# start of EXERCISE INPUTS

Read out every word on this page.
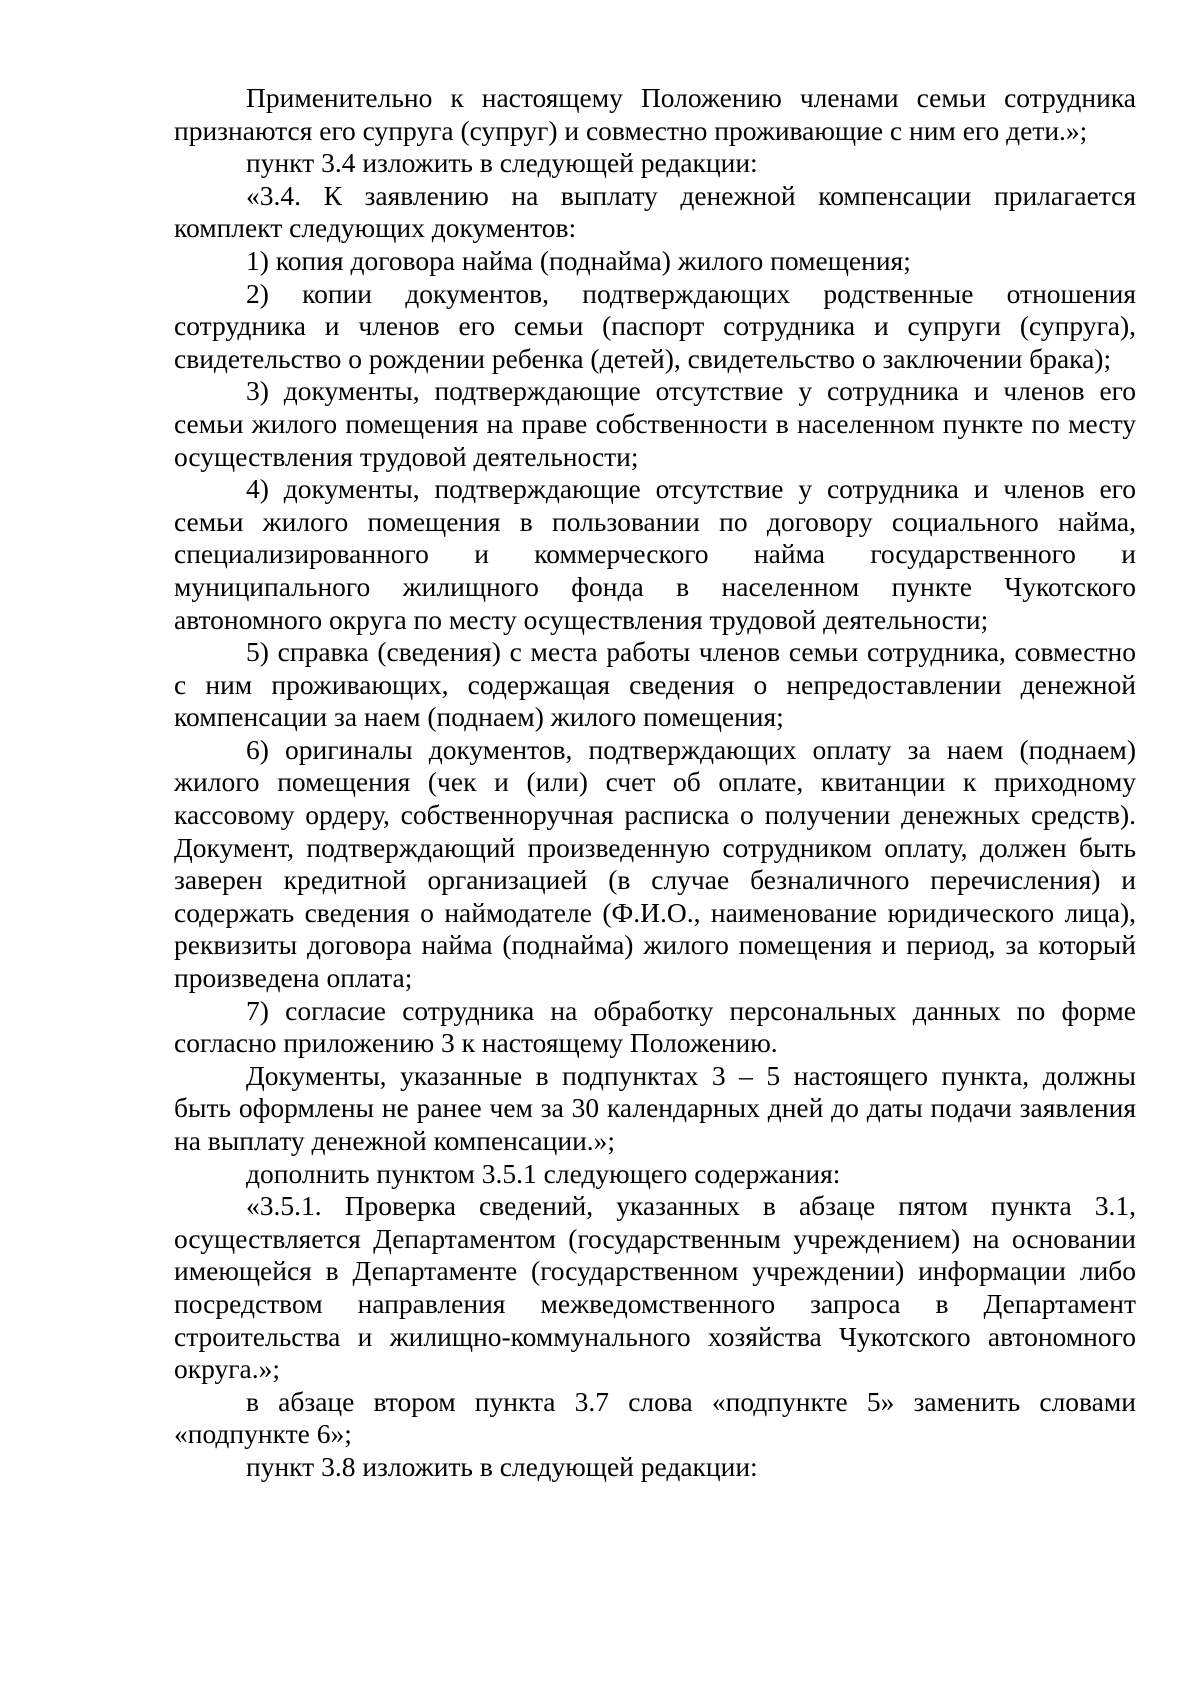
Применительно к настоящему Положению членами семьи сотрудника признаются его супруга (супруг) и совместно проживающие с ним его дети.»;

пункт 3.4 изложить в следующей редакции:

«3.4. К заявлению на выплату денежной компенсации прилагается комплект следующих документов:

1) копия договора найма (поднайма) жилого помещения;

2) копии документов, подтверждающих родственные отношения сотрудника и членов его семьи (паспорт сотрудника и супруги (супруга), свидетельство о рождении ребенка (детей), свидетельство о заключении брака);

3) документы, подтверждающие отсутствие у сотрудника и членов его семьи жилого помещения на праве собственности в населенном пункте по месту осуществления трудовой деятельности;

4) документы, подтверждающие отсутствие у сотрудника и членов его семьи жилого помещения в пользовании по договору социального найма, специализированного и коммерческого найма государственного и муниципального жилищного фонда в населенном пункте Чукотского автономного округа по месту осуществления трудовой деятельности;

5) справка (сведения) с места работы членов семьи сотрудника, совместно с ним проживающих, содержащая сведения о непредоставлении денежной компенсации за наем (поднаем) жилого помещения;

6) оригиналы документов, подтверждающих оплату за наем (поднаем) жилого помещения (чек и (или) счет об оплате, квитанции к приходному кассовому ордеру, собственноручная расписка о получении денежных средств). Документ, подтверждающий произведенную сотрудником оплату, должен быть заверен кредитной организацией (в случае безналичного перечисления) и содержать сведения о наймодателе (Ф.И.О., наименование юридического лица), реквизиты договора найма (поднайма) жилого помещения и период, за который произведена оплата;

7) согласие сотрудника на обработку персональных данных по форме согласно приложению 3 к настоящему Положению.

Документы, указанные в подпунктах 3 – 5 настоящего пункта, должны быть оформлены не ранее чем за 30 календарных дней до даты подачи заявления на выплату денежной компенсации.»;

дополнить пунктом 3.5.1 следующего содержания:

«3.5.1. Проверка сведений, указанных в абзаце пятом пункта 3.1, осуществляется Департаментом (государственным учреждением) на основании имеющейся в Департаменте (государственном учреждении) информации либо посредством направления межведомственного запроса в Департамент строительства и жилищно-коммунального хозяйства Чукотского автономного округа.»;

в абзаце втором пункта 3.7 слова «подпункте 5» заменить словами «подпункте 6»;

пункт 3.8 изложить в следующей редакции:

# end of EXERCISE INPUTS

§ **THE TASK**
Quote the records in their entirety, keeping the wording exact and excluding pictures.

§ **WRITTEN SOLUTION**
Read out every word on this page.
Применительно к настоящему Положению членами семьи сотрудника признаются его супруга (супруг) и совместно проживающие с ним его дети.»;

пункт 3.4 изложить в следующей редакции:

«3.4. К заявлению на выплату денежной компенсации прилагается комплект следующих документов:

1) копия договора найма (поднайма) жилого помещения;

2) копии документов, подтверждающих родственные отношения сотрудника и членов его семьи (паспорт сотрудника и супруги (супруга), свидетельство о рождении ребенка (детей), свидетельство о заключении брака);

3) документы, подтверждающие отсутствие у сотрудника и членов его семьи жилого помещения на праве собственности в населенном пункте по месту осуществления трудовой деятельности;

4) документы, подтверждающие отсутствие у сотрудника и членов его семьи жилого помещения в пользовании по договору социального найма, специализированного и коммерческого найма государственного и муниципального жилищного фонда в населенном пункте Чукотского автономного округа по месту осуществления трудовой деятельности;

5) справка (сведения) с места работы членов семьи сотрудника, совместно с ним проживающих, содержащая сведения о непредоставлении денежной компенсации за наем (поднаем) жилого помещения;

6) оригиналы документов, подтверждающих оплату за наем (поднаем) жилого помещения (чек и (или) счет об оплате, квитанции к приходному кассовому ордеру, собственноручная расписка о получении денежных средств). Документ, подтверждающий произведенную сотрудником оплату, должен быть заверен кредитной организацией (в случае безналичного перечисления) и содержать сведения о наймодателе (Ф.И.О., наименование юридического лица), реквизиты договора найма (поднайма) жилого помещения и период, за который произведена оплата;

7) согласие сотрудника на обработку персональных данных по форме согласно приложению 3 к настоящему Положению.

Документы, указанные в подпунктах 3 – 5 настоящего пункта, должны быть оформлены не ранее чем за 30 календарных дней до даты подачи заявления на выплату денежной компенсации.»;

дополнить пунктом 3.5.1 следующего содержания:

«3.5.1. Проверка сведений, указанных в абзаце пятом пункта 3.1, осуществляется Департаментом (государственным учреждением) на основании имеющейся в Департаменте (государственном учреждении) информации либо посредством направления межведомственного запроса в Департамент строительства и жилищно-коммунального хозяйства Чукотского автономного округа.»;

в абзаце втором пункта 3.7 слова «подпункте 5» заменить словами «подпункте 6»;

пункт 3.8 изложить в следующей редакции:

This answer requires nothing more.